[Stored data]
--- start ---
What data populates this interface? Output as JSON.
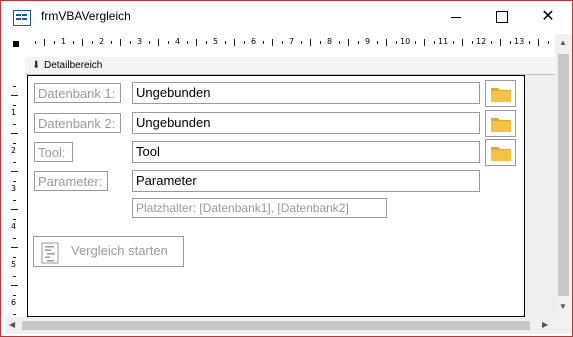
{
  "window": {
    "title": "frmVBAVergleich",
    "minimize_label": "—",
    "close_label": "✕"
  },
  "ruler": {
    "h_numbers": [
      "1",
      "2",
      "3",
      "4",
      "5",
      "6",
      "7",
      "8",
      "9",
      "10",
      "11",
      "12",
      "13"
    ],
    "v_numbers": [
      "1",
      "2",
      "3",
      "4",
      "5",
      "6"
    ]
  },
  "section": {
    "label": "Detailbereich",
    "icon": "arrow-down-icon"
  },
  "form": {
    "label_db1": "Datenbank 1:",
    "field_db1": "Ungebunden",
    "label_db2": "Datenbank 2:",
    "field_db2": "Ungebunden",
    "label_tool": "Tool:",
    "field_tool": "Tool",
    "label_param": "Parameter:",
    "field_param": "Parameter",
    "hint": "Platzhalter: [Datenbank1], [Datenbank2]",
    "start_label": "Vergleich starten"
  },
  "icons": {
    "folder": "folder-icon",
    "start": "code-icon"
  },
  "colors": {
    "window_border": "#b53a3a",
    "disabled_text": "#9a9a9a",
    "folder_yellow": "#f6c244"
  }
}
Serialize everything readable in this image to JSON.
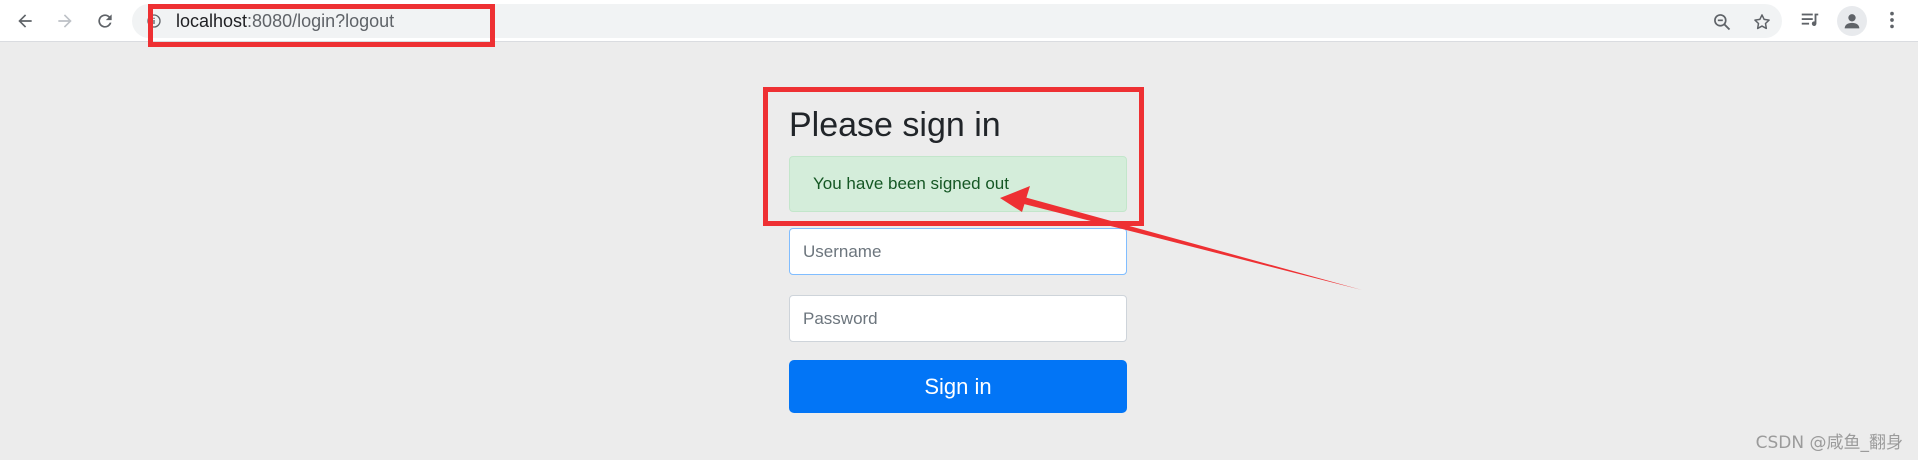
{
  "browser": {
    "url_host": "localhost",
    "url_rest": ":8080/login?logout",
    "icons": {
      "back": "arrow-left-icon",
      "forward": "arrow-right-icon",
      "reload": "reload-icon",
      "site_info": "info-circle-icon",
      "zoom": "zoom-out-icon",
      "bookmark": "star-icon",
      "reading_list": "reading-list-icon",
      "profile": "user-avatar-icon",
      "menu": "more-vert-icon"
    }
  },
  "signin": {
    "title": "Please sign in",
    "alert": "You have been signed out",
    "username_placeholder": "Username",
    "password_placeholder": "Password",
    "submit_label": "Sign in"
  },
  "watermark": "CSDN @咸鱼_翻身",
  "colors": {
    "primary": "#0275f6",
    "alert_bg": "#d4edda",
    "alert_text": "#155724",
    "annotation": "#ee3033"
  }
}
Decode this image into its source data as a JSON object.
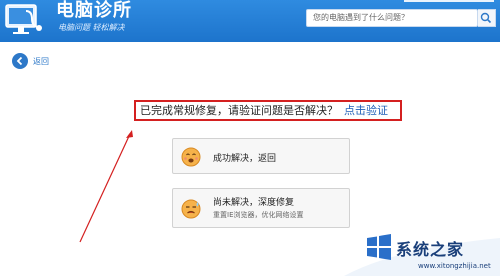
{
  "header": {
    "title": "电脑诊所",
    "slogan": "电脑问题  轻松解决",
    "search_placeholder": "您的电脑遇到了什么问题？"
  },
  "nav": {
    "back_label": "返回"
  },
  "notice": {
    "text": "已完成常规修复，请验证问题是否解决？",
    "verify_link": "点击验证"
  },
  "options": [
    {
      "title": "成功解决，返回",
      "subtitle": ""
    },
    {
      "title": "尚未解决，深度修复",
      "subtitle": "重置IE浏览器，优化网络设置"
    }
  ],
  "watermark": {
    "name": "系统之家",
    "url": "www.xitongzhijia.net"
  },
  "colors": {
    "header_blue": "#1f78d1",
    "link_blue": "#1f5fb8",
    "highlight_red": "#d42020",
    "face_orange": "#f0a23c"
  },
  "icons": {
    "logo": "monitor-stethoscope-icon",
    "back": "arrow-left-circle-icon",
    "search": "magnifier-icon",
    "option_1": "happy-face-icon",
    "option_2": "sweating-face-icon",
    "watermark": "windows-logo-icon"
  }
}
--- end ---
--- start ---
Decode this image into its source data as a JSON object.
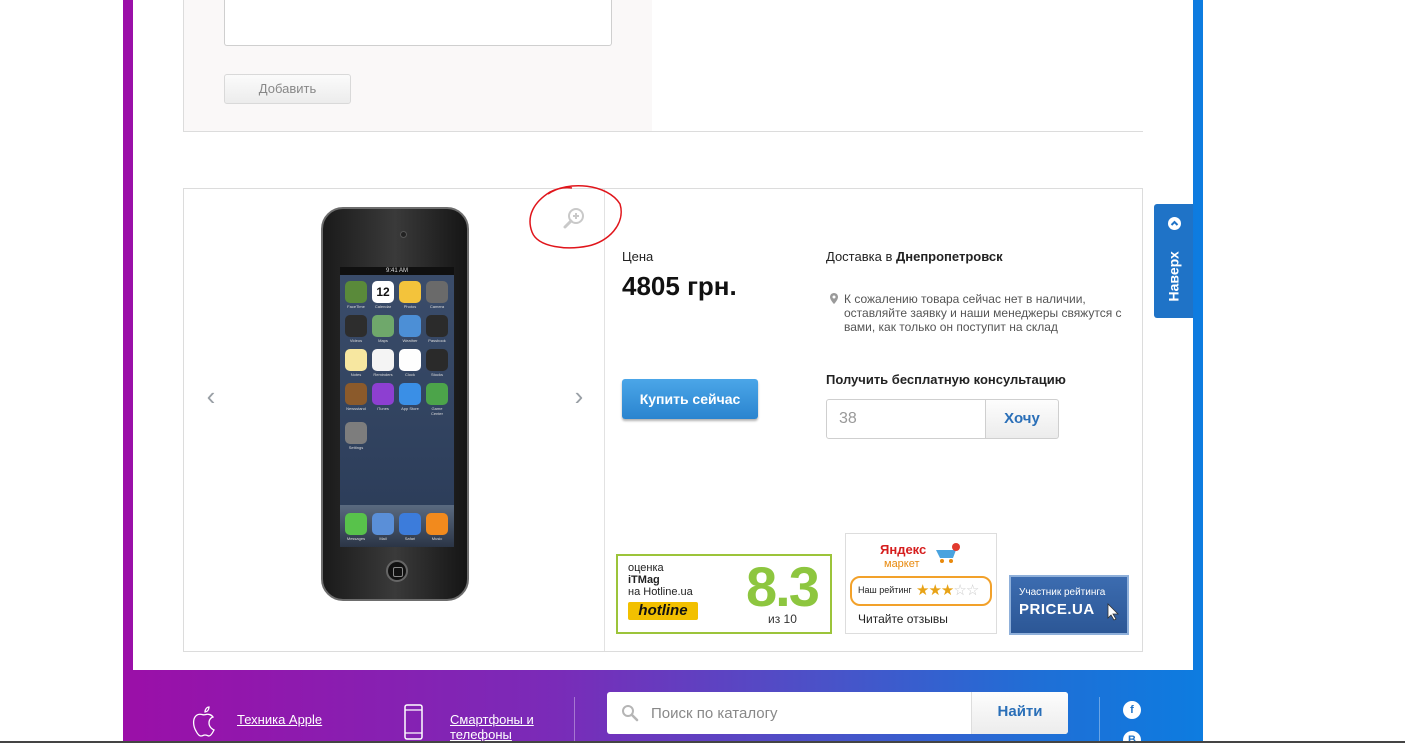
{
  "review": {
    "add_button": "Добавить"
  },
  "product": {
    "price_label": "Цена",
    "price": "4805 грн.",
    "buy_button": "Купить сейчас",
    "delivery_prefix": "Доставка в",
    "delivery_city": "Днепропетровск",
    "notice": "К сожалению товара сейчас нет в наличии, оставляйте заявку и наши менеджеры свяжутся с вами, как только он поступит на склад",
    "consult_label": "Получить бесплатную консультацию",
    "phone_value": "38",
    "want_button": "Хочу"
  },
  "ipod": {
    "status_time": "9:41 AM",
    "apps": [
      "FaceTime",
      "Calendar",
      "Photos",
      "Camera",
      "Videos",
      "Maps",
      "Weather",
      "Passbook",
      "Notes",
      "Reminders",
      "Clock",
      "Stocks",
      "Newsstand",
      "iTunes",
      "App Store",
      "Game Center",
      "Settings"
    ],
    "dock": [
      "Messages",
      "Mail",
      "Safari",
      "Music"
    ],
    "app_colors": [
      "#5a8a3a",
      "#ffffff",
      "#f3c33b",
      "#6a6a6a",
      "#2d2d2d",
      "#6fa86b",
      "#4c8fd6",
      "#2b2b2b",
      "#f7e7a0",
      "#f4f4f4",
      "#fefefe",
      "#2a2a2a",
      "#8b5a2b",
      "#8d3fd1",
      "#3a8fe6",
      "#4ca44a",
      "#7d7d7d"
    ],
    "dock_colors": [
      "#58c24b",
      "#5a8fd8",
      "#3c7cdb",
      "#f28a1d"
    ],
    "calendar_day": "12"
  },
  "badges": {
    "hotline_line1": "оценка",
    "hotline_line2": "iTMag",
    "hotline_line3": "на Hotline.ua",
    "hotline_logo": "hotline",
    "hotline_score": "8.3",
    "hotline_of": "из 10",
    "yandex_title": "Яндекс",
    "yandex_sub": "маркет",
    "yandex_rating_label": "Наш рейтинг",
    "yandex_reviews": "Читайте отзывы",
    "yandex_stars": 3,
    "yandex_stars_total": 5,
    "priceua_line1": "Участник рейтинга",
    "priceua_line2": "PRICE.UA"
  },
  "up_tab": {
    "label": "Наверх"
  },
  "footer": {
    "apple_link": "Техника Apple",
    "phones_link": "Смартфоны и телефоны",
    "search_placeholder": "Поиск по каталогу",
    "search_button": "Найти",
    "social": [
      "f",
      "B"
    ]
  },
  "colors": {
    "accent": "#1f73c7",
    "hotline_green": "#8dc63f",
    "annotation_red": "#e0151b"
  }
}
--- end ---
WHAT NEEDS TO BE DONE:
In the entries above, how many lines contain the word "Ungebunden"? Answer with the number only.

RESPONSE TO THE TASK:
2